[EXERCISE DIRECTIONS]: Gather up the lines that contain "each".

---------- PROVIDED MATERIAL ----------

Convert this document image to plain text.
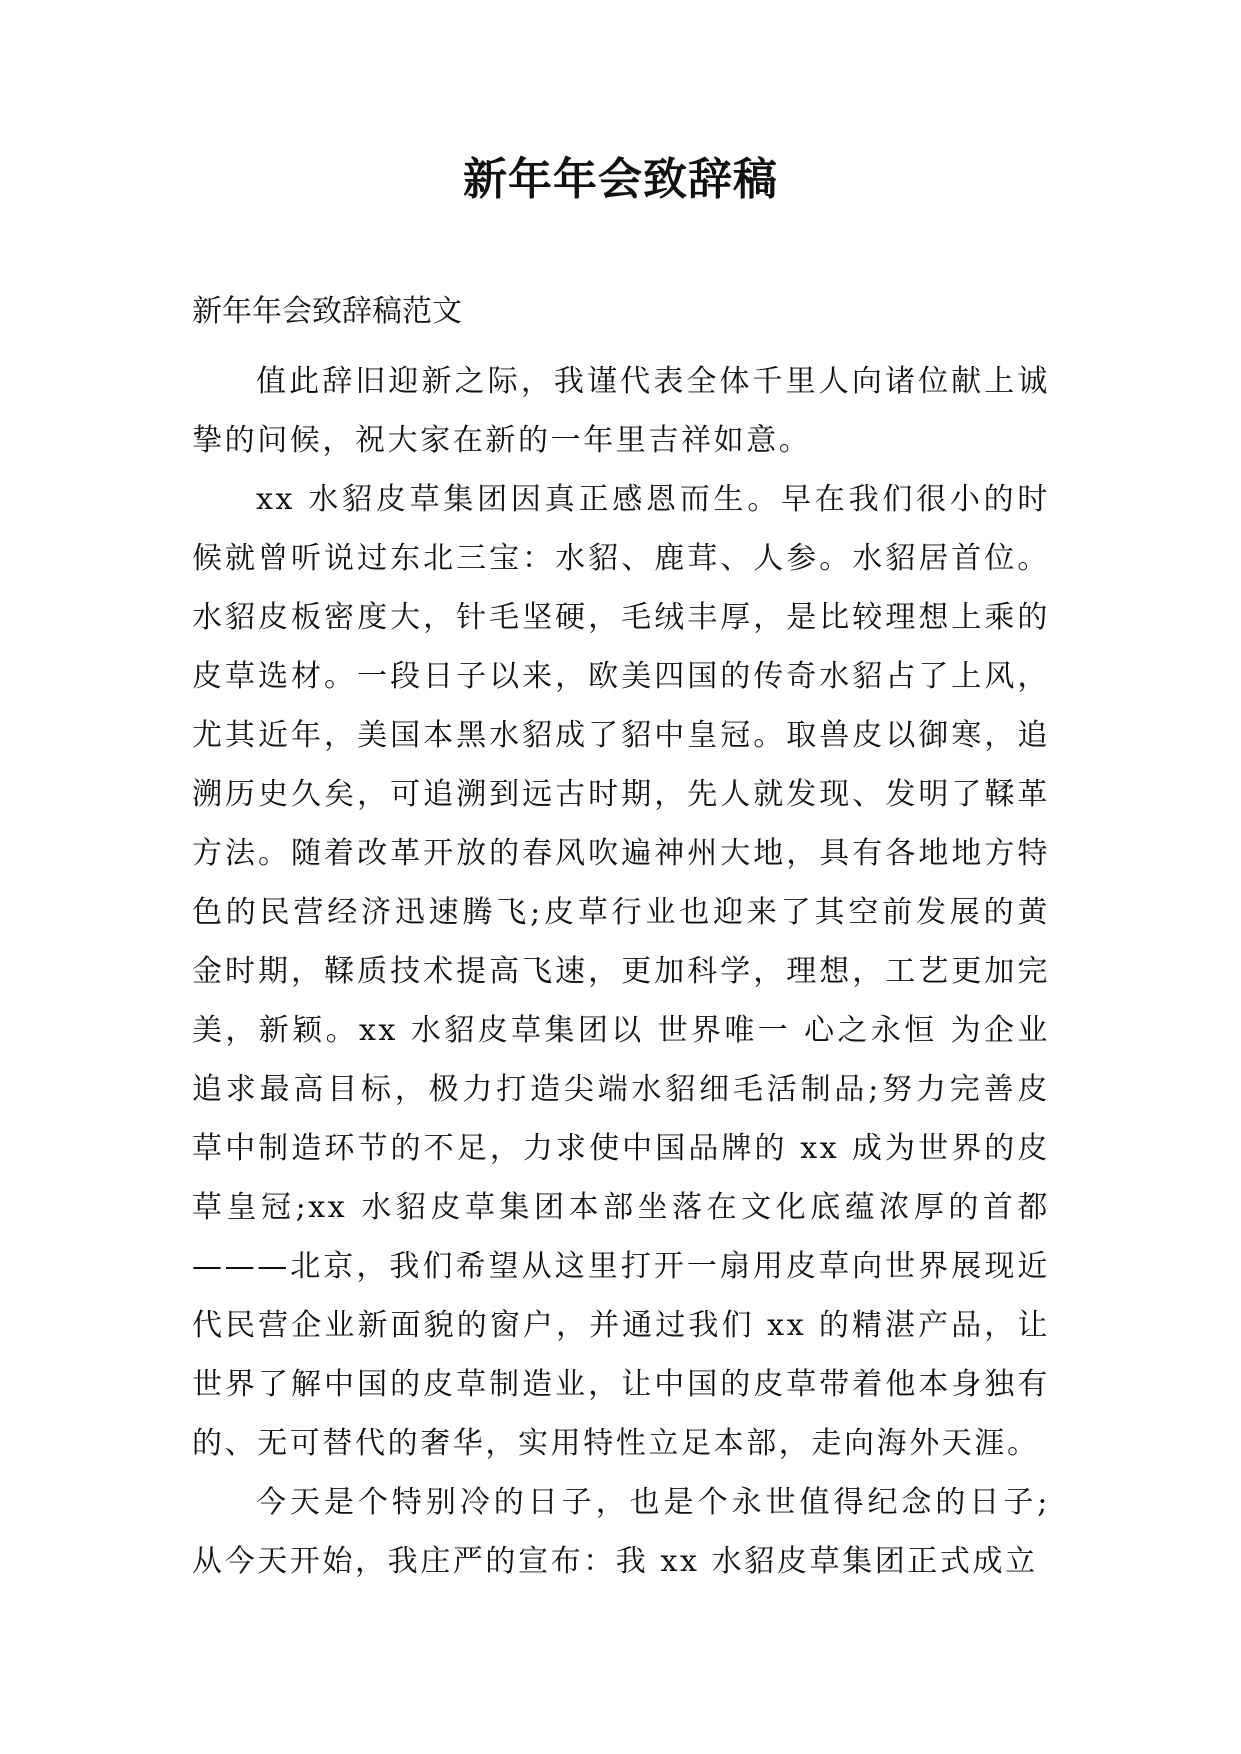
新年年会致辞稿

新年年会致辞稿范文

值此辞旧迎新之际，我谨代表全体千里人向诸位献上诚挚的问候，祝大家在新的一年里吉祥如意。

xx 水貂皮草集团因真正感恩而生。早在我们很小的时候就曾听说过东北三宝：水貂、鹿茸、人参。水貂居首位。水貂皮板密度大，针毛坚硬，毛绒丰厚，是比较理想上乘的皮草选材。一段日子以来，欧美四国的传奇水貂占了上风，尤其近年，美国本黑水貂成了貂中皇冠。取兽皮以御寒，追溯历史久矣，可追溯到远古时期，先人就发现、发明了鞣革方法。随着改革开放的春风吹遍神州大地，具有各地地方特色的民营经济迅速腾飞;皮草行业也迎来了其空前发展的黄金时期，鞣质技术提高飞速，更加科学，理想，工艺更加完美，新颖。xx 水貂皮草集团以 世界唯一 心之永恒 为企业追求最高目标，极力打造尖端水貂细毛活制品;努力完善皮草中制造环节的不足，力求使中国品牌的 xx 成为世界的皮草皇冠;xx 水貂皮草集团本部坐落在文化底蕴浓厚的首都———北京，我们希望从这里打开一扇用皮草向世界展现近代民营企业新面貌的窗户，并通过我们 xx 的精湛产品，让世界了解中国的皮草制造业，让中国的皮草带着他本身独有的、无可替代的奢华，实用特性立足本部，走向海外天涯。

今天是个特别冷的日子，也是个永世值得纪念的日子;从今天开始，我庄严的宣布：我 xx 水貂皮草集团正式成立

----------
---------- PROVIDED MATERIAL ----------

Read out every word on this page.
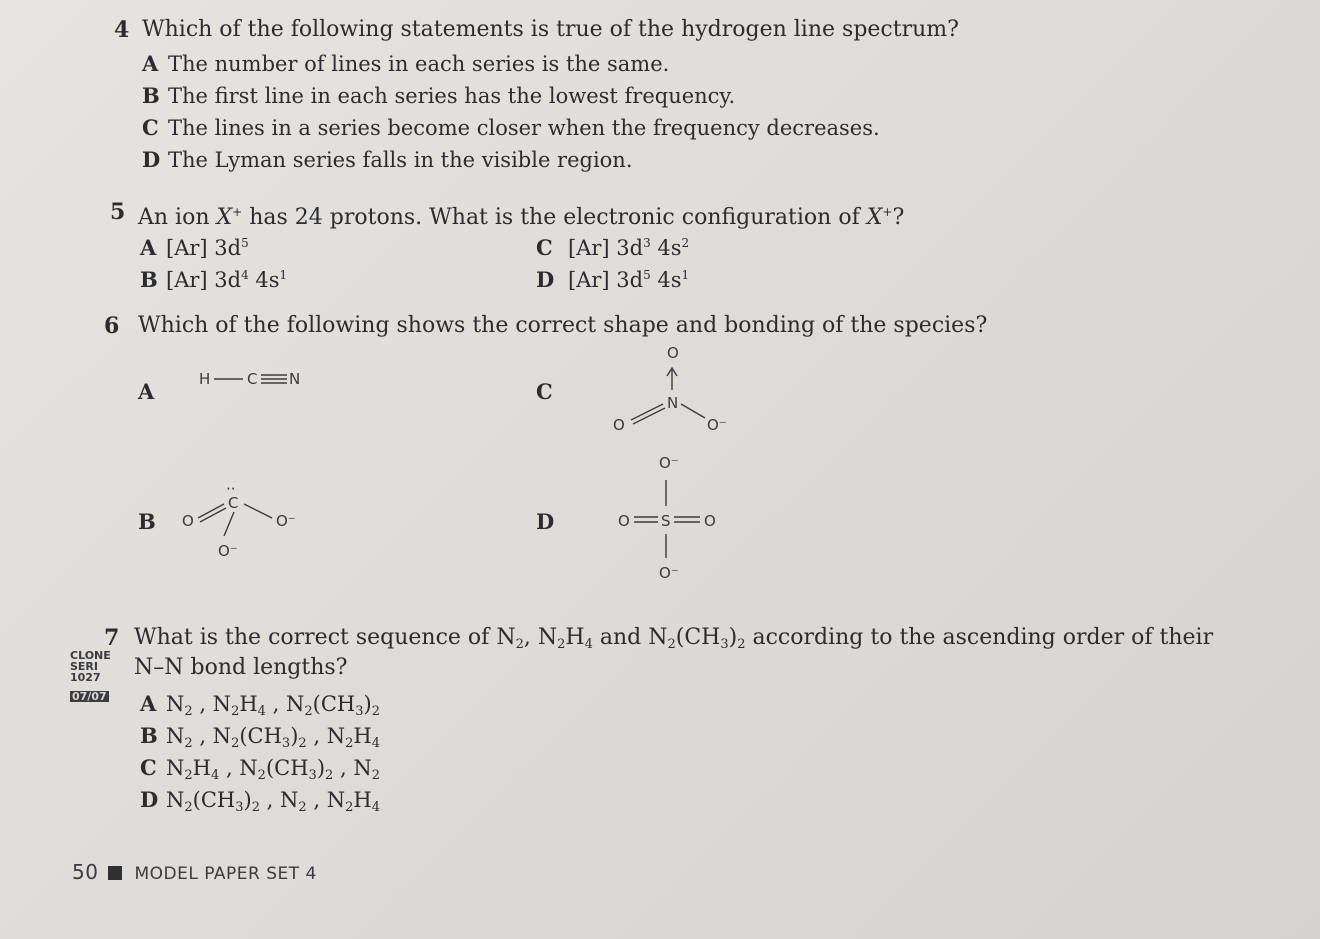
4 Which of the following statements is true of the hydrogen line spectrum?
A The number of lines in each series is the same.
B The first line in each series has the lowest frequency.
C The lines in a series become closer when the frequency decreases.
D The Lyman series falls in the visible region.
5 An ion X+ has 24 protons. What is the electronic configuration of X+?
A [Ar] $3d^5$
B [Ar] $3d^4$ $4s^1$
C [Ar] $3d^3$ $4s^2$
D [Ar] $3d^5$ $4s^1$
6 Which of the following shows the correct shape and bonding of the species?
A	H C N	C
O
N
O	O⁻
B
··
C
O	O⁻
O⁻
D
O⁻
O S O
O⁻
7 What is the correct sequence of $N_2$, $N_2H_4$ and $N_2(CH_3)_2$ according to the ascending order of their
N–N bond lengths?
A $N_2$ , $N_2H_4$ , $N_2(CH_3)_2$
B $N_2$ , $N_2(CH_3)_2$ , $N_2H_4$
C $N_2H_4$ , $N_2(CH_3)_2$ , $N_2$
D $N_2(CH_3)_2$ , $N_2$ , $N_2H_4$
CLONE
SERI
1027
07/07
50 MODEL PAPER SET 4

----------

[WRITTEN SOLUTION]:
A The number of lines in each series is the same.
B The first line in each series has the lowest frequency.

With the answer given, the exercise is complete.